* Start Dataset rows *
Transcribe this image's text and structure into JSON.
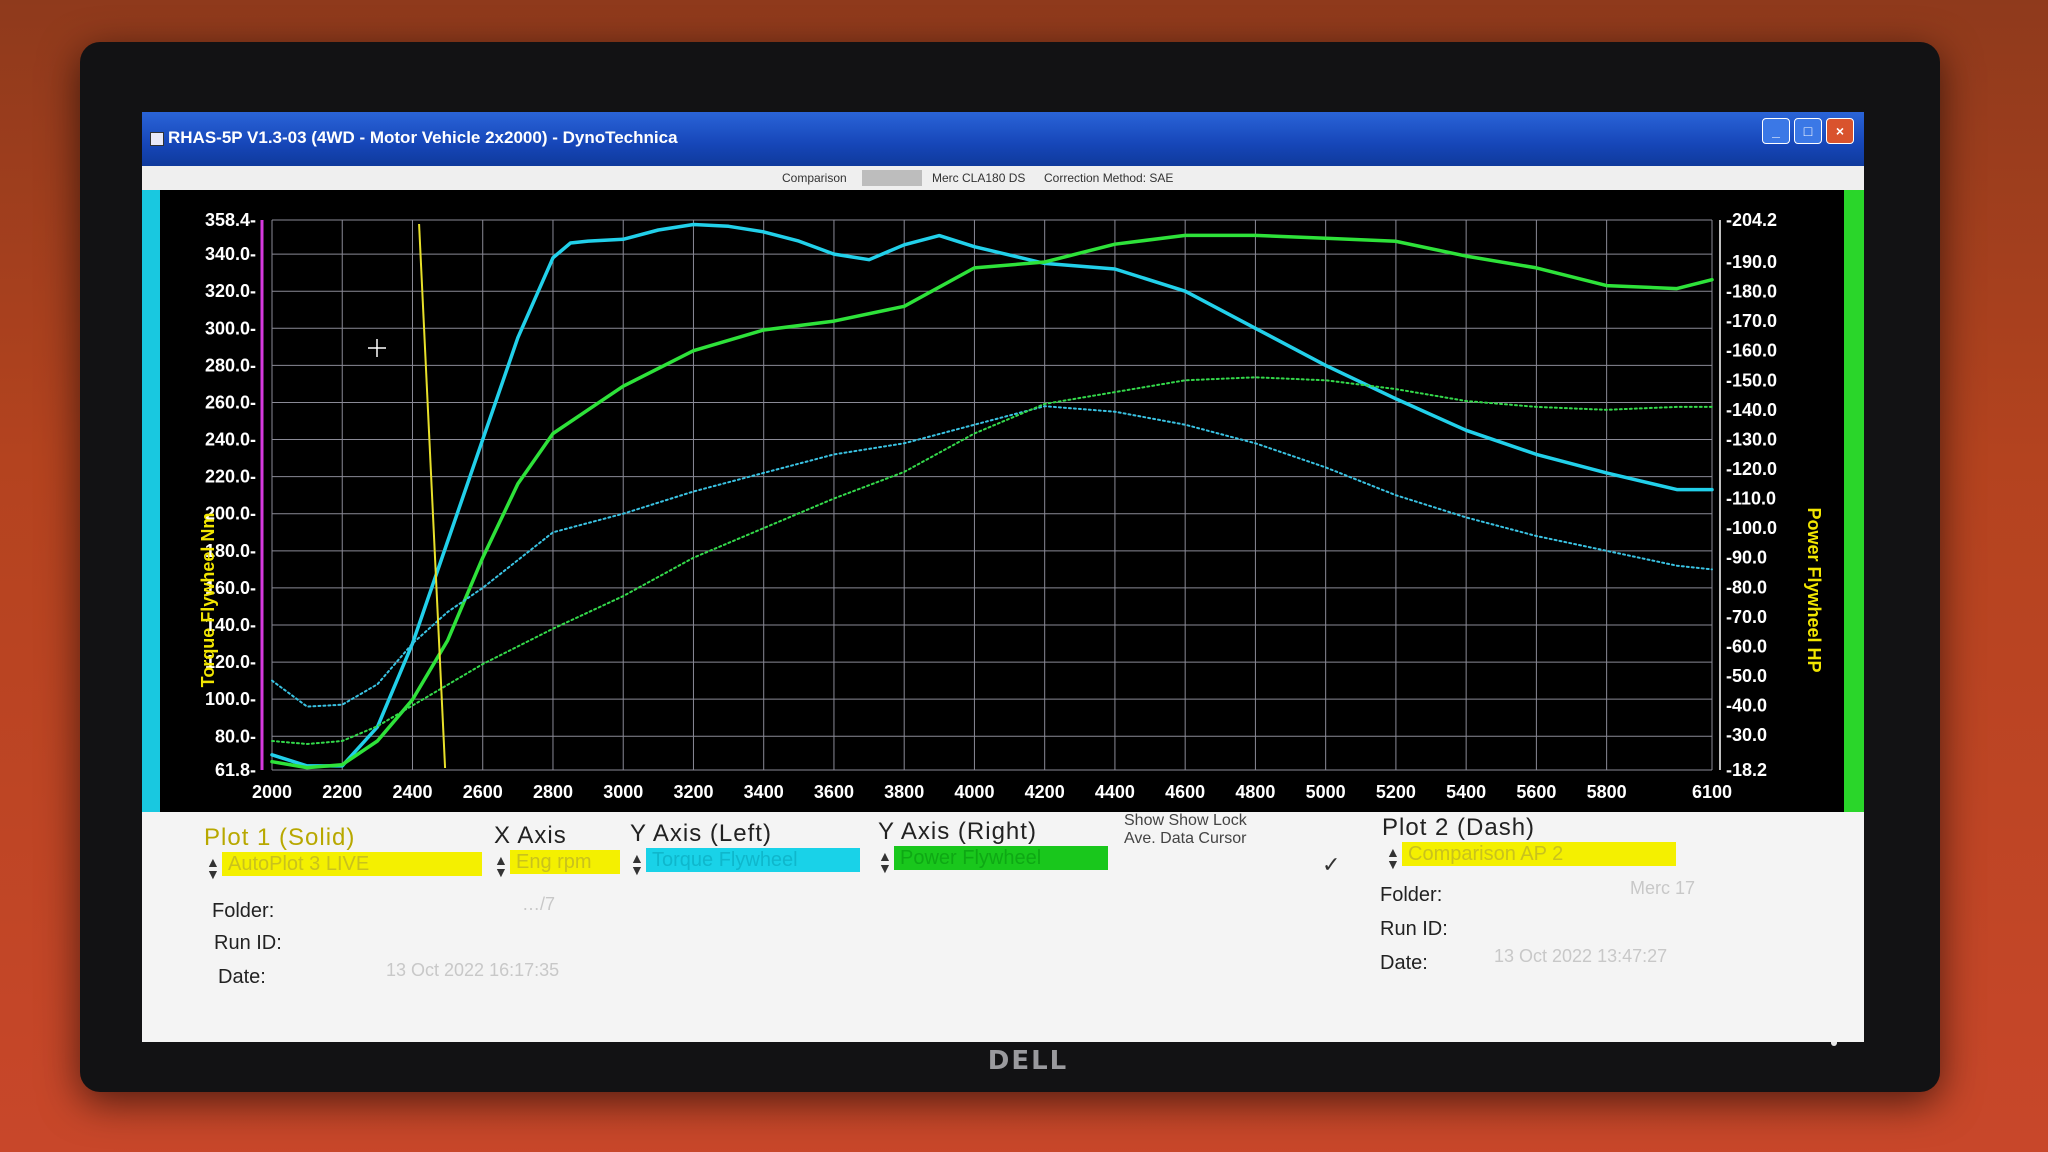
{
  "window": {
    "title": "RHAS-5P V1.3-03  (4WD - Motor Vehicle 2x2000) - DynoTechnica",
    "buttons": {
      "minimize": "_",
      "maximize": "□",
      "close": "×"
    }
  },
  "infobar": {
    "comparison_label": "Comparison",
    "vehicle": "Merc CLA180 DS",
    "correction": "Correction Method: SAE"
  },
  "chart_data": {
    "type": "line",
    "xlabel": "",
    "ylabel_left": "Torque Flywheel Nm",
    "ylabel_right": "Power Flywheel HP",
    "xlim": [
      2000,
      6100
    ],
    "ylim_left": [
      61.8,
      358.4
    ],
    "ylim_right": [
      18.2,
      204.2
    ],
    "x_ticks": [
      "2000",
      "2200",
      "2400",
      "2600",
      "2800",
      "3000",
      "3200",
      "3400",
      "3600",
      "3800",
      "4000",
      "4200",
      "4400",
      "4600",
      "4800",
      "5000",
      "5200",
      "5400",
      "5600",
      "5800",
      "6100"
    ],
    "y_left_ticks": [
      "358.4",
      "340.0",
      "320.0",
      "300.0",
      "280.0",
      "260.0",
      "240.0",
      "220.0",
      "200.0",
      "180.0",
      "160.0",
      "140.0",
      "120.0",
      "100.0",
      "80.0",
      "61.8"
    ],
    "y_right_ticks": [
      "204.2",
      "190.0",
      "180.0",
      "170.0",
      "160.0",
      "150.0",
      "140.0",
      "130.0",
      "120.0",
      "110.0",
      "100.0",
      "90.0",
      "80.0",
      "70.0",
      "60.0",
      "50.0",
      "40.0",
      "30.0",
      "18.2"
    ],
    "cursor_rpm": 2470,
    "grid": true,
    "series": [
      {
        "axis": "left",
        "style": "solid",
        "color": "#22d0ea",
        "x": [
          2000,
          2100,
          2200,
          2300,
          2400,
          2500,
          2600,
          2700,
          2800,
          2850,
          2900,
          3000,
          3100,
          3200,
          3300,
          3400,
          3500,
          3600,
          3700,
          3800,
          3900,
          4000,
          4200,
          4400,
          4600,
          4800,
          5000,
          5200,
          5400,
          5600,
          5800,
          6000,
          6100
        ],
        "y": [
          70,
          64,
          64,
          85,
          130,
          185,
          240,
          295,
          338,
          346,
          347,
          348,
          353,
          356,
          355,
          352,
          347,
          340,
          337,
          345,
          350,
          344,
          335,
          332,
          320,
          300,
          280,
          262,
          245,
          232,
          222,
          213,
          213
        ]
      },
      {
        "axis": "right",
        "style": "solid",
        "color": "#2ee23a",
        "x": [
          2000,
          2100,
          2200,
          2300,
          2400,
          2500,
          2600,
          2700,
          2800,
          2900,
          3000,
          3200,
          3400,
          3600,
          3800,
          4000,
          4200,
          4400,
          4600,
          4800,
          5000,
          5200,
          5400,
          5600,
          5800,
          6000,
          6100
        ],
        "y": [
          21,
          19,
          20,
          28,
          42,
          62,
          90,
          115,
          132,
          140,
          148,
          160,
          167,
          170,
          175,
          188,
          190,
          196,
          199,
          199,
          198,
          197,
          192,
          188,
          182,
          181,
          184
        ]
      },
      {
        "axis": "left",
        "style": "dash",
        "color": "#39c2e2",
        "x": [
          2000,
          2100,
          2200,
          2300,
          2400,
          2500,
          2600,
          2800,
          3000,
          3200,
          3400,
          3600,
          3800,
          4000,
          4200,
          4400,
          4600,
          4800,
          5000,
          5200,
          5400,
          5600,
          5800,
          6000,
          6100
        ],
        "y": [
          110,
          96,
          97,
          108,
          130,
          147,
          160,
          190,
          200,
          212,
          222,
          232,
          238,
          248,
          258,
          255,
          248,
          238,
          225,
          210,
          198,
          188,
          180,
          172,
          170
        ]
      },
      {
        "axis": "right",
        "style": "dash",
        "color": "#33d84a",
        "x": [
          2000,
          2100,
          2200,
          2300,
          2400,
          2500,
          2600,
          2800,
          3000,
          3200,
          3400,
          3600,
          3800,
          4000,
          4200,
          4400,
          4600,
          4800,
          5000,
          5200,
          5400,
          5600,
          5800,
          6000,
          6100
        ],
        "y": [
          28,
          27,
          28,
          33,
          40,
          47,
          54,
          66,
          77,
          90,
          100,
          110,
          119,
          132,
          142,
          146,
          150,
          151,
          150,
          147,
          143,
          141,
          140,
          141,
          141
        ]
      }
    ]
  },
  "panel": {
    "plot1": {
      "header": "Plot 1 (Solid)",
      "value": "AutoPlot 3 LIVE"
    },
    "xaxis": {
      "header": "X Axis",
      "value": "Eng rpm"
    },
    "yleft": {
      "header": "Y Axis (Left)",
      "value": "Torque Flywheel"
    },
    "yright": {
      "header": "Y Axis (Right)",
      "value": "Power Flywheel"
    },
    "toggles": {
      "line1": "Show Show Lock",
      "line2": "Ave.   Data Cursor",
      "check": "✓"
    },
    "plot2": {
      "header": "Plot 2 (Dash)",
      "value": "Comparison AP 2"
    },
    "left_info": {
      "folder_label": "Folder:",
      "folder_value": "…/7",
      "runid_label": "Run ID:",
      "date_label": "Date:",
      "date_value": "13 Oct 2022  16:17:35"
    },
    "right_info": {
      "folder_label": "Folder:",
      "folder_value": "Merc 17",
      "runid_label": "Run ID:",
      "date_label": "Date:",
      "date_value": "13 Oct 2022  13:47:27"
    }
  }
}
* End Dataset rows *
* Start Dataset rows *
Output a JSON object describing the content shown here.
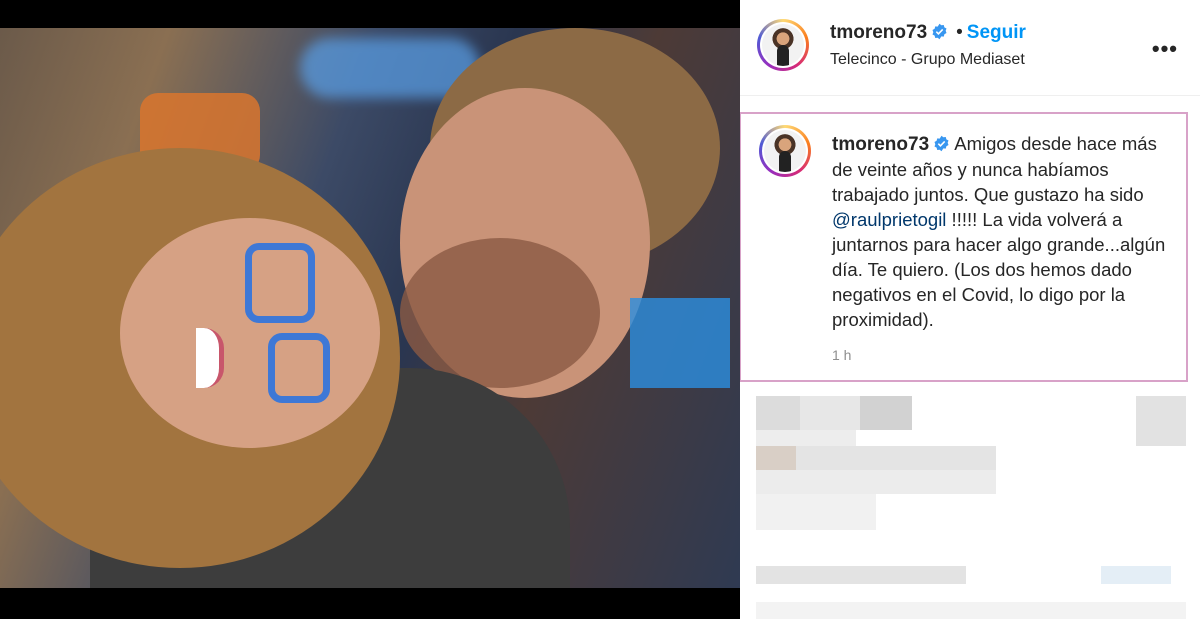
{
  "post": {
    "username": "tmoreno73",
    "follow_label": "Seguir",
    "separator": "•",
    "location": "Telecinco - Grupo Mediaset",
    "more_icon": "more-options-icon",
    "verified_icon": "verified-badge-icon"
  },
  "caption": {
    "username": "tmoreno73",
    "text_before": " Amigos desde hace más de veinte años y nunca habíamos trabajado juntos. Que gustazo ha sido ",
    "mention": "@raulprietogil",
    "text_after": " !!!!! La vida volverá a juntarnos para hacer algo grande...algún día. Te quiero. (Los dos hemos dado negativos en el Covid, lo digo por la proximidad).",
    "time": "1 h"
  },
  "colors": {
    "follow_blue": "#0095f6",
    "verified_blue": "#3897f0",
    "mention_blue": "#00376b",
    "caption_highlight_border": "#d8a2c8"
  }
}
* End Dataset rows *
* Start Dataset rows *
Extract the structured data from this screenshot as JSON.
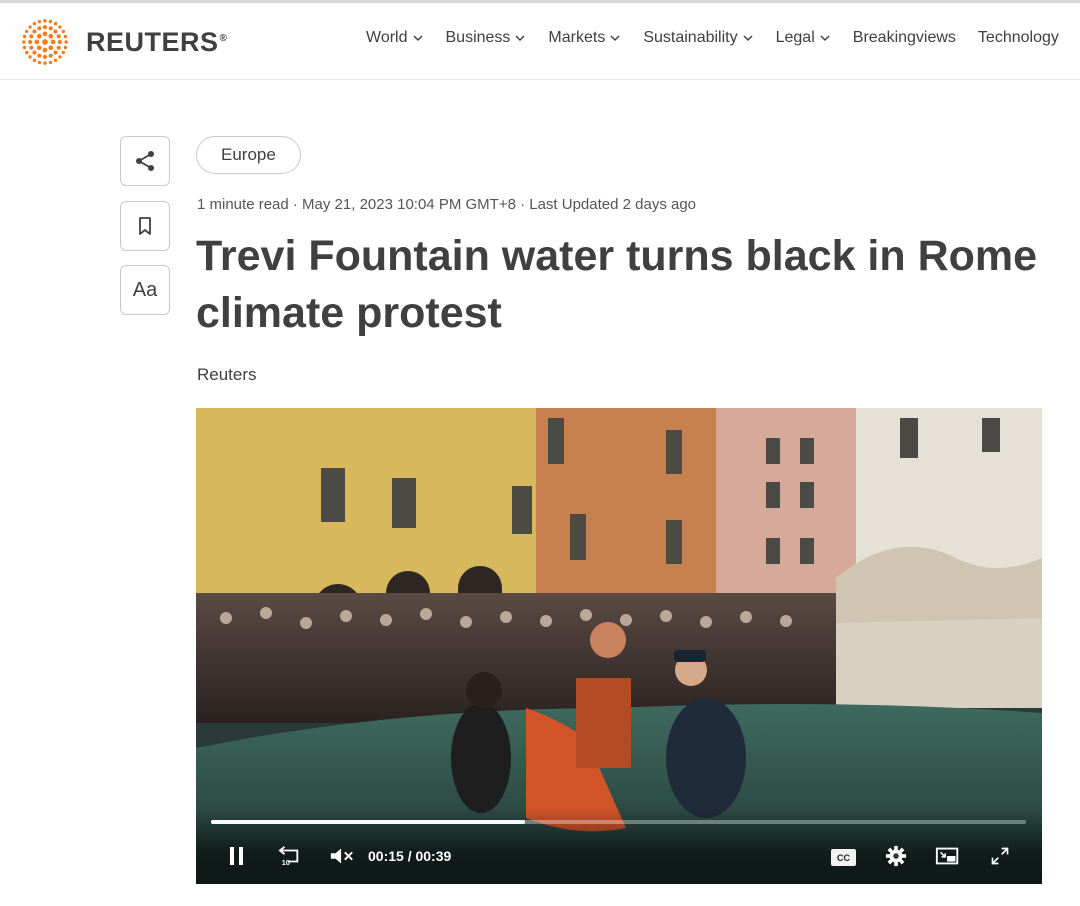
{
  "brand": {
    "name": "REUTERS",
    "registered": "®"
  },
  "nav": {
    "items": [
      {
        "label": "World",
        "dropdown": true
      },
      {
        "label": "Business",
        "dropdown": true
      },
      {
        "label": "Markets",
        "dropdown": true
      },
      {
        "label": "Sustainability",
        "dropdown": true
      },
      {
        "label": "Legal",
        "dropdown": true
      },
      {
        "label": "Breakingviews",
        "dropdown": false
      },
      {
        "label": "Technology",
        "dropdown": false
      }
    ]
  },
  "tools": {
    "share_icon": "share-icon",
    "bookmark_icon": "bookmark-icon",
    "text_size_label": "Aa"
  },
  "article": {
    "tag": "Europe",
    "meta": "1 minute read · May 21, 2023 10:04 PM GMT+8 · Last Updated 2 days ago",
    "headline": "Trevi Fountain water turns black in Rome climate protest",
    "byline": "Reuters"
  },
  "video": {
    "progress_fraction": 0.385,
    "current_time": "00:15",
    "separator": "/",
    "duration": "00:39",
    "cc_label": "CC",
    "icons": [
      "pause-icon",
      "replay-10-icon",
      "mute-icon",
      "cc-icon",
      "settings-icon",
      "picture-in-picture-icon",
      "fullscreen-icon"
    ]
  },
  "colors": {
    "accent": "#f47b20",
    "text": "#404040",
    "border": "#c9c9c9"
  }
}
* End Dataset rows *
Using the records above, pull out each line where the word "this" occurs.

## Completed task
Transcribe this image's text and structure into JSON.
Extract the structured data from this screenshot as JSON.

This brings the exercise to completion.